# START OF Dataset entries

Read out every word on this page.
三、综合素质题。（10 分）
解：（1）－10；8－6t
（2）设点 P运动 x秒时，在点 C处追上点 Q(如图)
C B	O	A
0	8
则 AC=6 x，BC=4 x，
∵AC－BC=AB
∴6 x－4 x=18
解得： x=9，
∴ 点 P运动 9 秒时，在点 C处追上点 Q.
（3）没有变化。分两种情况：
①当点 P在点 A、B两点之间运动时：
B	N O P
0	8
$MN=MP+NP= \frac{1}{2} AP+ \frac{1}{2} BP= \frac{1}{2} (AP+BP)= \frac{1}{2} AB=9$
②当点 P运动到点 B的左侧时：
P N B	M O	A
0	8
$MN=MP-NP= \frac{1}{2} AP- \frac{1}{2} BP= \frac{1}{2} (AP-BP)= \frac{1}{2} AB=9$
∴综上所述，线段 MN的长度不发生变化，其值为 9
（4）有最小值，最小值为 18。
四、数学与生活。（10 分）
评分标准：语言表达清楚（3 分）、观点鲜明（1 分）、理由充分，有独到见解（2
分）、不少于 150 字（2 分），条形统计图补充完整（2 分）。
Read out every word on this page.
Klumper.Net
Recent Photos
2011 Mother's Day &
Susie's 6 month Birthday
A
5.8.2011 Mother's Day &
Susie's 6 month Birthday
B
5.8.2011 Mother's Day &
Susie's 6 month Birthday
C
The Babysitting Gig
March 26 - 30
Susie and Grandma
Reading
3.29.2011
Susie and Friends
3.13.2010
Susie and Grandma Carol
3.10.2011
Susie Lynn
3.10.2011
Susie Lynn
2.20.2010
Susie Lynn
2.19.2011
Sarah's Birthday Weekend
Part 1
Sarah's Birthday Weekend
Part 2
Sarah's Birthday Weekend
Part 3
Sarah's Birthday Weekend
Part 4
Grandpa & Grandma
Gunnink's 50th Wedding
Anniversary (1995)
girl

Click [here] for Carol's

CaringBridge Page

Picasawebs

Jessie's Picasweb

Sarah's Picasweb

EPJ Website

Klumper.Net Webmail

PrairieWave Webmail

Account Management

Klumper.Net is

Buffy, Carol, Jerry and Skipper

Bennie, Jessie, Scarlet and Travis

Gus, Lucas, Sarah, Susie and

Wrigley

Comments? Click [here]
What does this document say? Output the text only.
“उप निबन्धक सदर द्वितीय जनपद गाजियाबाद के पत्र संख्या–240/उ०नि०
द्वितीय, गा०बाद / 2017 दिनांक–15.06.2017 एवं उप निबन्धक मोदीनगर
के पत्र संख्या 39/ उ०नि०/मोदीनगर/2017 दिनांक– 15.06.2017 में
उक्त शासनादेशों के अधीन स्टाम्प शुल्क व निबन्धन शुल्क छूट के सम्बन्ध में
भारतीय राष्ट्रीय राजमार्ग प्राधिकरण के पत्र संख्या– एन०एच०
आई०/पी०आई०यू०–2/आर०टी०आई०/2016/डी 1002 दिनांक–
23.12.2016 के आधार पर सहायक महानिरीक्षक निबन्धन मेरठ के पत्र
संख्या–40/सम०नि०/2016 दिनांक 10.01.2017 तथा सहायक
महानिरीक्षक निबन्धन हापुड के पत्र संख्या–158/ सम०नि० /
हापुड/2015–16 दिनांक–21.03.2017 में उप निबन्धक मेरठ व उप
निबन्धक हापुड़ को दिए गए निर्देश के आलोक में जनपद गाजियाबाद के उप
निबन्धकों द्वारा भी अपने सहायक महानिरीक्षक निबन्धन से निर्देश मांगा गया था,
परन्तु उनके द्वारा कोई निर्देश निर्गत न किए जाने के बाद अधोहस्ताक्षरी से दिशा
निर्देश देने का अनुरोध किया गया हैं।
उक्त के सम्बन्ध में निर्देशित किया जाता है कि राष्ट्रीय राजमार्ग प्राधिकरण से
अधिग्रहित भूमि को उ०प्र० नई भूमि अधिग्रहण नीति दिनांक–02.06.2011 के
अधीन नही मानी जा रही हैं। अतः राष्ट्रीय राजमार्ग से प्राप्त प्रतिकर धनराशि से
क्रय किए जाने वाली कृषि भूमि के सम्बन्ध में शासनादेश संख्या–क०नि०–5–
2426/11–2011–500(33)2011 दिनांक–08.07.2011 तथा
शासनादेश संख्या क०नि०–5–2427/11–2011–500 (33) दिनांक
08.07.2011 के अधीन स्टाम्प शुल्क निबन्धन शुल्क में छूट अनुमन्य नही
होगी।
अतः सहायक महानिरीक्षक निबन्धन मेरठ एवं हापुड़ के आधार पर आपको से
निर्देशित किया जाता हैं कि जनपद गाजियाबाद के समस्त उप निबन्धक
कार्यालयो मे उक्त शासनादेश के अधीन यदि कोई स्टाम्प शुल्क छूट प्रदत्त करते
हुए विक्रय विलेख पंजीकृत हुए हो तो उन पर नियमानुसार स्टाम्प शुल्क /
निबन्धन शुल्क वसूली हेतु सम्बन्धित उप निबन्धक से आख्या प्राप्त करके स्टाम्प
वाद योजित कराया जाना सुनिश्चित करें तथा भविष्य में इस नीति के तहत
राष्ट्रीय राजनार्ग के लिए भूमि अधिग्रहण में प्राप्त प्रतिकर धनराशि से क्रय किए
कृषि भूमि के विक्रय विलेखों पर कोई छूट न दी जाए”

# END OF Dataset entries

— Problem —
Produce an exact copy of all the records.

— Finished exercise —
Read out every word on this page.
三、综合素质题。（10 分）
解：（1）－10；8－6t
（2）设点 P运动 x秒时，在点 C处追上点 Q(如图)
C B	O	A
0	8
则 AC=6 x，BC=4 x，
∵AC－BC=AB
∴6 x－4 x=18
解得： x=9，
∴ 点 P运动 9 秒时，在点 C处追上点 Q.
（3）没有变化。分两种情况：
①当点 P在点 A、B两点之间运动时：
B	N O P
0	8
$MN=MP+NP= \frac{1}{2} AP+ \frac{1}{2} BP= \frac{1}{2} (AP+BP)= \frac{1}{2} AB=9$
②当点 P运动到点 B的左侧时：
P N B	M O	A
0	8
$MN=MP-NP= \frac{1}{2} AP- \frac{1}{2} BP= \frac{1}{2} (AP-BP)= \frac{1}{2} AB=9$
∴综上所述，线段 MN的长度不发生变化，其值为 9
（4）有最小值，最小值为 18。
四、数学与生活。（10 分）
评分标准：语言表达清楚（3 分）、观点鲜明（1 分）、理由充分，有独到见解（2
分）、不少于 150 字（2 分），条形统计图补充完整（2 分）。
Read out every word on this page.
Klumper.Net
Recent Photos
2011 Mother's Day &
Susie's 6 month Birthday
A
5.8.2011 Mother's Day &
Susie's 6 month Birthday
B
5.8.2011 Mother's Day &
Susie's 6 month Birthday
C
The Babysitting Gig
March 26 - 30
Susie and Grandma
Reading
3.29.2011
Susie and Friends
3.13.2010
Susie and Grandma Carol
3.10.2011
Susie Lynn
3.10.2011
Susie Lynn
2.20.2010
Susie Lynn
2.19.2011
Sarah's Birthday Weekend
Part 1
Sarah's Birthday Weekend
Part 2
Sarah's Birthday Weekend
Part 3
Sarah's Birthday Weekend
Part 4
Grandpa & Grandma
Gunnink's 50th Wedding
Anniversary (1995)
girl

Click [here] for Carol's

CaringBridge Page

Picasawebs

Jessie's Picasweb

Sarah's Picasweb

EPJ Website

Klumper.Net Webmail

PrairieWave Webmail

Account Management

Klumper.Net is

Buffy, Carol, Jerry and Skipper

Bennie, Jessie, Scarlet and Travis

Gus, Lucas, Sarah, Susie and

Wrigley

Comments? Click [here]
What does this document say? Output the text only.
“उप निबन्धक सदर द्वितीय जनपद गाजियाबाद के पत्र संख्या–240/उ०नि०
द्वितीय, गा०बाद / 2017 दिनांक–15.06.2017 एवं उप निबन्धक मोदीनगर
के पत्र संख्या 39/ उ०नि०/मोदीनगर/2017 दिनांक– 15.06.2017 में
उक्त शासनादेशों के अधीन स्टाम्प शुल्क व निबन्धन शुल्क छूट के सम्बन्ध में
भारतीय राष्ट्रीय राजमार्ग प्राधिकरण के पत्र संख्या– एन०एच०
आई०/पी०आई०यू०–2/आर०टी०आई०/2016/डी 1002 दिनांक–
23.12.2016 के आधार पर सहायक महानिरीक्षक निबन्धन मेरठ के पत्र
संख्या–40/सम०नि०/2016 दिनांक 10.01.2017 तथा सहायक
महानिरीक्षक निबन्धन हापुड के पत्र संख्या–158/ सम०नि० /
हापुड/2015–16 दिनांक–21.03.2017 में उप निबन्धक मेरठ व उप
निबन्धक हापुड़ को दिए गए निर्देश के आलोक में जनपद गाजियाबाद के उप
निबन्धकों द्वारा भी अपने सहायक महानिरीक्षक निबन्धन से निर्देश मांगा गया था,
परन्तु उनके द्वारा कोई निर्देश निर्गत न किए जाने के बाद अधोहस्ताक्षरी से दिशा
निर्देश देने का अनुरोध किया गया हैं।
उक्त के सम्बन्ध में निर्देशित किया जाता है कि राष्ट्रीय राजमार्ग प्राधिकरण से
अधिग्रहित भूमि को उ०प्र० नई भूमि अधिग्रहण नीति दिनांक–02.06.2011 के
अधीन नही मानी जा रही हैं। अतः राष्ट्रीय राजमार्ग से प्राप्त प्रतिकर धनराशि से
क्रय किए जाने वाली कृषि भूमि के सम्बन्ध में शासनादेश संख्या–क०नि०–5–
2426/11–2011–500(33)2011 दिनांक–08.07.2011 तथा
शासनादेश संख्या क०नि०–5–2427/11–2011–500 (33) दिनांक
08.07.2011 के अधीन स्टाम्प शुल्क निबन्धन शुल्क में छूट अनुमन्य नही
होगी।
अतः सहायक महानिरीक्षक निबन्धन मेरठ एवं हापुड़ के आधार पर आपको से
निर्देशित किया जाता हैं कि जनपद गाजियाबाद के समस्त उप निबन्धक
कार्यालयो मे उक्त शासनादेश के अधीन यदि कोई स्टाम्प शुल्क छूट प्रदत्त करते
हुए विक्रय विलेख पंजीकृत हुए हो तो उन पर नियमानुसार स्टाम्प शुल्क /
निबन्धन शुल्क वसूली हेतु सम्बन्धित उप निबन्धक से आख्या प्राप्त करके स्टाम्प
वाद योजित कराया जाना सुनिश्चित करें तथा भविष्य में इस नीति के तहत
राष्ट्रीय राजनार्ग के लिए भूमि अधिग्रहण में प्राप्त प्रतिकर धनराशि से क्रय किए
कृषि भूमि के विक्रय विलेखों पर कोई छूट न दी जाए”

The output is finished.